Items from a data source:
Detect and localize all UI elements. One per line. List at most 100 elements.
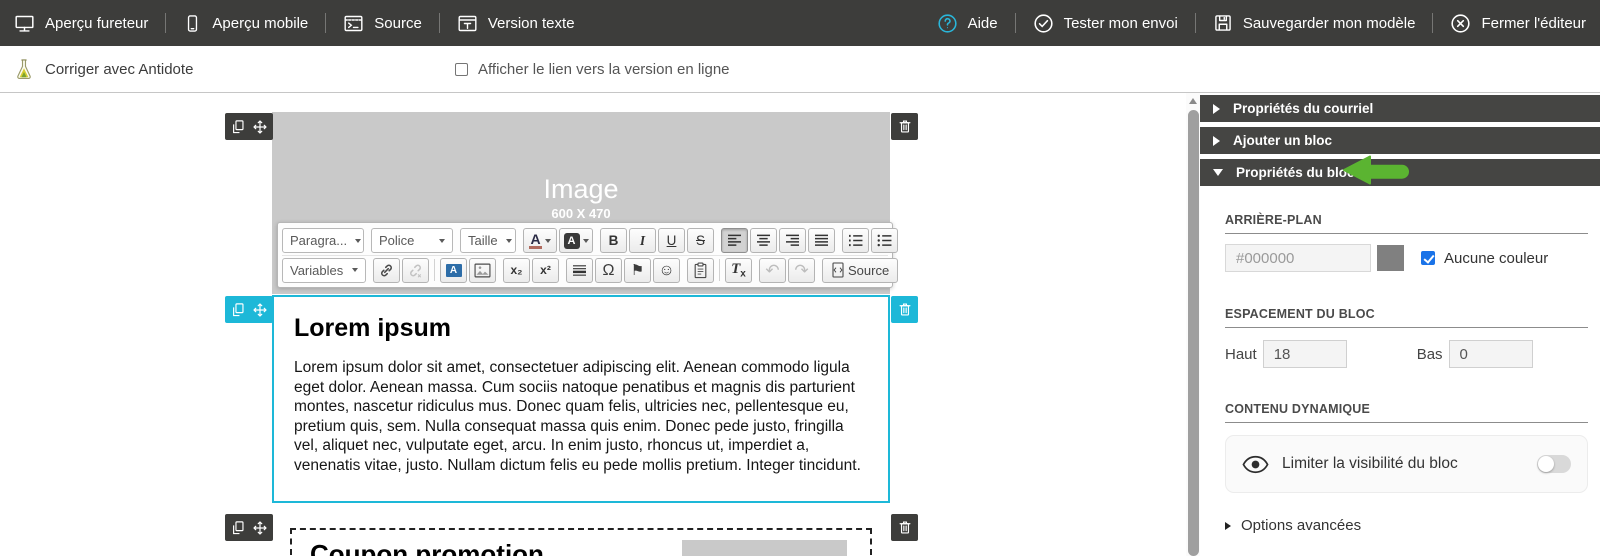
ordered-list-icon [848,234,863,247]
background-color-button[interactable]: A [559,228,593,253]
green-pointer-arrow [1342,155,1414,185]
unlink-button[interactable] [402,258,429,283]
ordered-list-button[interactable] [842,228,869,253]
canvas-scrollbar[interactable] [1186,93,1200,556]
insert-image-button[interactable] [469,258,496,283]
accordion-email-properties[interactable]: Propriétés du courriel [1200,95,1600,122]
advanced-options-expander[interactable]: Options avancées [1225,517,1588,534]
bold-button[interactable]: B [600,228,627,253]
save-icon [1213,13,1233,33]
coupon-image-placeholder [682,540,847,556]
dynamic-content-section-title: CONTENU DYNAMIQUE [1225,402,1588,416]
align-right-icon [785,234,800,247]
rte-source-button[interactable]: Source [822,258,898,283]
text-version-button[interactable]: Version texte [440,13,592,34]
undo-button[interactable]: ↶ [759,258,786,283]
online-version-label: Afficher le lien vers la version en lign… [478,61,730,78]
coupon-block-handle[interactable] [225,514,273,541]
color-swatch[interactable] [1377,245,1404,271]
test-send-button[interactable]: Tester mon envoi [1016,13,1195,34]
antidote-correct-button[interactable]: Corriger avec Antidote [14,46,193,92]
chevron-right-icon [1225,522,1231,530]
scrollbar-thumb[interactable] [1188,110,1199,556]
paragraph-format-dropdown[interactable]: Paragra... [282,228,364,253]
help-button[interactable]: Aide [920,13,1015,34]
remove-format-button[interactable]: Tx [725,258,752,283]
text-version-label: Version texte [488,15,575,32]
source-button[interactable]: Source [326,13,439,34]
anchor-button[interactable]: A [440,258,467,283]
text-block-heading: Lorem ipsum [294,313,868,343]
page-break-button[interactable]: ⚑ [624,258,651,283]
size-dropdown[interactable]: Taille [460,228,516,253]
text-block-delete-button[interactable] [891,296,918,323]
text-block-body: Lorem ipsum dolor sit amet, consectetuer… [294,358,868,475]
chevron-down-icon [545,239,551,243]
rich-text-toolbar: Paragra... Police Taille A [277,222,893,288]
redo-button[interactable]: ↷ [788,258,815,283]
justify-icon [814,234,829,247]
emoji-button[interactable]: ☺ [653,258,680,283]
align-left-button[interactable] [721,228,748,253]
align-right-button[interactable] [779,228,806,253]
scrollbar-up-arrow-icon[interactable] [1189,98,1197,104]
align-center-button[interactable] [750,228,777,253]
text-block-handle[interactable] [225,296,273,323]
spacing-top-input[interactable] [1263,340,1347,368]
redo-icon: ↷ [794,263,808,278]
trash-icon [898,302,912,317]
limit-visibility-toggle[interactable] [1537,455,1571,473]
superscript-button[interactable]: x² [532,258,559,283]
align-left-icon [727,234,742,247]
variables-dropdown[interactable]: Variables [282,258,366,283]
close-circle-icon [1450,13,1471,34]
coupon-block[interactable]: Coupon promotion [290,528,872,556]
accordion-email-properties-label: Propriétés du courriel [1233,101,1373,116]
horizontal-rule-button[interactable] [566,258,593,283]
top-toolbar-right: Aide Tester mon envoi Sauvegarder mon mo… [920,0,1586,46]
justify-button[interactable] [808,228,835,253]
paragraph-format-value: Paragra... [290,233,347,248]
move-icon [252,302,268,318]
accordion-add-block[interactable]: Ajouter un bloc [1200,127,1600,154]
special-character-button[interactable]: Ω [595,258,622,283]
background-color-input[interactable] [1225,244,1371,272]
browser-preview-button[interactable]: Aperçu fureteur [14,13,165,34]
close-editor-button[interactable]: Fermer l'éditeur [1433,13,1586,34]
browser-preview-label: Aperçu fureteur [45,15,148,32]
trash-icon [898,520,912,535]
subscript-button[interactable]: x₂ [503,258,530,283]
eye-icon [1242,455,1269,474]
mobile-preview-label: Aperçu mobile [212,15,308,32]
image-icon [474,263,491,278]
spacing-top-label: Haut [1225,346,1257,363]
font-dropdown[interactable]: Police [371,228,453,253]
online-version-checkbox[interactable]: Afficher le lien vers la version en lign… [455,46,730,92]
image-block-handle[interactable] [225,113,273,140]
bullet-list-icon [877,234,892,247]
horizontal-rule-icon [572,264,587,277]
antidote-correct-label: Corriger avec Antidote [45,61,193,78]
bullet-list-button[interactable] [871,228,898,253]
strikethrough-button[interactable]: S [687,228,714,253]
chevron-right-icon [1213,136,1220,146]
underline-button[interactable]: U [658,228,685,253]
insert-link-button[interactable] [373,258,400,283]
text-color-button[interactable]: A [523,228,557,253]
toolbar-group-divider [434,259,435,281]
no-color-checkbox[interactable] [1421,251,1435,265]
text-block-selected[interactable]: Lorem ipsum Lorem ipsum dolor sit amet, … [272,295,890,503]
duplicate-icon [231,302,245,318]
mobile-preview-button[interactable]: Aperçu mobile [166,13,325,34]
accordion-add-block-label: Ajouter un bloc [1233,133,1332,148]
online-version-checkbox-box[interactable] [455,63,468,76]
toolbar-group-divider [719,259,720,281]
italic-button[interactable]: I [629,228,656,253]
save-template-button[interactable]: Sauvegarder mon modèle [1196,13,1433,33]
paste-button[interactable] [687,258,714,283]
spacing-bottom-input[interactable] [1449,340,1533,368]
image-block-delete-button[interactable] [891,113,918,140]
advanced-options-label: Options avancées [1241,517,1361,534]
variables-value: Variables [290,263,343,278]
coupon-block-delete-button[interactable] [891,514,918,541]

### The task
Report every line of the material above that contains the string "right", copying each line in full.

### Task solution
align-right-icon [785,234,800,247]
chevron-right-icon [1225,522,1231,530]
align-right-button[interactable] [779,228,806,253]
top-toolbar-right: Aide Tester mon envoi Sauvegarder mon mo… [920,0,1586,46]
chevron-right-icon [1213,136,1220,146]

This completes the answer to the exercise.